▸ **Given exercise**: Output all of the entries exactly as written.

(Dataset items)
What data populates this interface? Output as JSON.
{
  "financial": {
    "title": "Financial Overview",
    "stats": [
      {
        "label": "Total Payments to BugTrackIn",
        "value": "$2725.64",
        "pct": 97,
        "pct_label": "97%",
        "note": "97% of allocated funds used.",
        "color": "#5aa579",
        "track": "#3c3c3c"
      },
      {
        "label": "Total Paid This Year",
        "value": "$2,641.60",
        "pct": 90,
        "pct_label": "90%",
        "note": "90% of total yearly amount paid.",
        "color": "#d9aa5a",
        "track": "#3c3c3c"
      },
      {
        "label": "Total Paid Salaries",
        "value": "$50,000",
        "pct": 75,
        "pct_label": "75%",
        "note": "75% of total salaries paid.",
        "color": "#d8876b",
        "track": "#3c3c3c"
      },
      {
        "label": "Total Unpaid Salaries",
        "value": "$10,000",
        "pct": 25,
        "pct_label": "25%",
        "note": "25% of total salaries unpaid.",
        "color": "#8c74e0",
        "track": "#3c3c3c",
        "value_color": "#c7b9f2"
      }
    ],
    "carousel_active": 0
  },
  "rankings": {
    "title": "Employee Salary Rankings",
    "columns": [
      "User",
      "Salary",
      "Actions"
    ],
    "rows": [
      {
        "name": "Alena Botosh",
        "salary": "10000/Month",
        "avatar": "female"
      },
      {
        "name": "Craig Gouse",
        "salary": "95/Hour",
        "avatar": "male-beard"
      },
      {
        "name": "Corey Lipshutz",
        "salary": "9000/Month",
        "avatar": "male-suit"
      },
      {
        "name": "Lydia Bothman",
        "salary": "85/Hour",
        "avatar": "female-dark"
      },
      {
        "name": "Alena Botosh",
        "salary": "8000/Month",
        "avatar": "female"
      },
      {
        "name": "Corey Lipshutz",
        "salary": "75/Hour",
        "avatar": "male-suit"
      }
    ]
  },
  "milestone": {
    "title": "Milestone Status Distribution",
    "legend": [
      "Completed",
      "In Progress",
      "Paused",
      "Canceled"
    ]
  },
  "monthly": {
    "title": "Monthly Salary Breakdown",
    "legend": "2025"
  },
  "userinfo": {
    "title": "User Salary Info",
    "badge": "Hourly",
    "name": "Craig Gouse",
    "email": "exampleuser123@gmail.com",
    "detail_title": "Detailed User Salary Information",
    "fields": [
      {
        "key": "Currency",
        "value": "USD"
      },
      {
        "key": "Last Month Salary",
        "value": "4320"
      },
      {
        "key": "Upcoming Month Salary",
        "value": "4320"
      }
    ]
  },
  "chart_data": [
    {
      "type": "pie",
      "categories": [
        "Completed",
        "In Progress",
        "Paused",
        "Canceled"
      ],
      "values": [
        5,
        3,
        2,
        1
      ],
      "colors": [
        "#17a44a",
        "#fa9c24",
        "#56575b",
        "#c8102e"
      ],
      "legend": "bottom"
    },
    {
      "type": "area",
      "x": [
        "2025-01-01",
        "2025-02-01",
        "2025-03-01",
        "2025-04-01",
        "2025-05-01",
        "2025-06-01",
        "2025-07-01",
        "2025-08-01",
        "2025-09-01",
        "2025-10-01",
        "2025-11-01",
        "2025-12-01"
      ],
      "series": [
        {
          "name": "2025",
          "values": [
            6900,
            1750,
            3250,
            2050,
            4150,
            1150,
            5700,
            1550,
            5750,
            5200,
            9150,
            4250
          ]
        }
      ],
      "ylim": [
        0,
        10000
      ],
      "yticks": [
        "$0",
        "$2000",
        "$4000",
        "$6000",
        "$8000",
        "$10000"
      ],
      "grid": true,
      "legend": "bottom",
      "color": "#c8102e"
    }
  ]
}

▸ **Written reply**:
What data populates this interface? Output as JSON.
{
  "financial": {
    "title": "Financial Overview",
    "stats": [
      {
        "label": "Total Payments to BugTrackIn",
        "value": "$2725.64",
        "pct": 97,
        "pct_label": "97%",
        "note": "97% of allocated funds used.",
        "color": "#5aa579",
        "track": "#3c3c3c"
      },
      {
        "label": "Total Paid This Year",
        "value": "$2,641.60",
        "pct": 90,
        "pct_label": "90%",
        "note": "90% of total yearly amount paid.",
        "color": "#d9aa5a",
        "track": "#3c3c3c"
      },
      {
        "label": "Total Paid Salaries",
        "value": "$50,000",
        "pct": 75,
        "pct_label": "75%",
        "note": "75% of total salaries paid.",
        "color": "#d8876b",
        "track": "#3c3c3c"
      },
      {
        "label": "Total Unpaid Salaries",
        "value": "$10,000",
        "pct": 25,
        "pct_label": "25%",
        "note": "25% of total salaries unpaid.",
        "color": "#8c74e0",
        "track": "#3c3c3c",
        "value_color": "#c7b9f2"
      }
    ],
    "carousel_active": 0
  },
  "rankings": {
    "title": "Employee Salary Rankings",
    "columns": [
      "User",
      "Salary",
      "Actions"
    ],
    "rows": [
      {
        "name": "Alena Botosh",
        "salary": "10000/Month",
        "avatar": "female"
      },
      {
        "name": "Craig Gouse",
        "salary": "95/Hour",
        "avatar": "male-beard"
      },
      {
        "name": "Corey Lipshutz",
        "salary": "9000/Month",
        "avatar": "male-suit"
      },
      {
        "name": "Lydia Bothman",
        "salary": "85/Hour",
        "avatar": "female-dark"
      },
      {
        "name": "Alena Botosh",
        "salary": "8000/Month",
        "avatar": "female"
      },
      {
        "name": "Corey Lipshutz",
        "salary": "75/Hour",
        "avatar": "male-suit"
      }
    ]
  },
  "milestone": {
    "title": "Milestone Status Distribution",
    "legend": [
      "Completed",
      "In Progress",
      "Paused",
      "Canceled"
    ]
  },
  "monthly": {
    "title": "Monthly Salary Breakdown",
    "legend": "2025"
  },
  "userinfo": {
    "title": "User Salary Info",
    "badge": "Hourly",
    "name": "Craig Gouse",
    "email": "exampleuser123@gmail.com",
    "detail_title": "Detailed User Salary Information",
    "fields": [
      {
        "key": "Currency",
        "value": "USD"
      },
      {
        "key": "Last Month Salary",
        "value": "4320"
      },
      {
        "key": "Upcoming Month Salary",
        "value": "4320"
      }
    ]
  },
  "chart_data": [
    {
      "type": "pie",
      "categories": [
        "Completed",
        "In Progress",
        "Paused",
        "Canceled"
      ],
      "values": [
        5,
        3,
        2,
        1
      ],
      "colors": [
        "#17a44a",
        "#fa9c24",
        "#56575b",
        "#c8102e"
      ],
      "legend": "bottom"
    },
    {
      "type": "area",
      "x": [
        "2025-01-01",
        "2025-02-01",
        "2025-03-01",
        "2025-04-01",
        "2025-05-01",
        "2025-06-01",
        "2025-07-01",
        "2025-08-01",
        "2025-09-01",
        "2025-10-01",
        "2025-11-01",
        "2025-12-01"
      ],
      "series": [
        {
          "name": "2025",
          "values": [
            6900,
            1750,
            3250,
            2050,
            4150,
            1150,
            5700,
            1550,
            5750,
            5200,
            9150,
            4250
          ]
        }
      ],
      "ylim": [
        0,
        10000
      ],
      "yticks": [
        "$0",
        "$2000",
        "$4000",
        "$6000",
        "$8000",
        "$10000"
      ],
      "grid": true,
      "legend": "bottom",
      "color": "#c8102e"
    }
  ]
}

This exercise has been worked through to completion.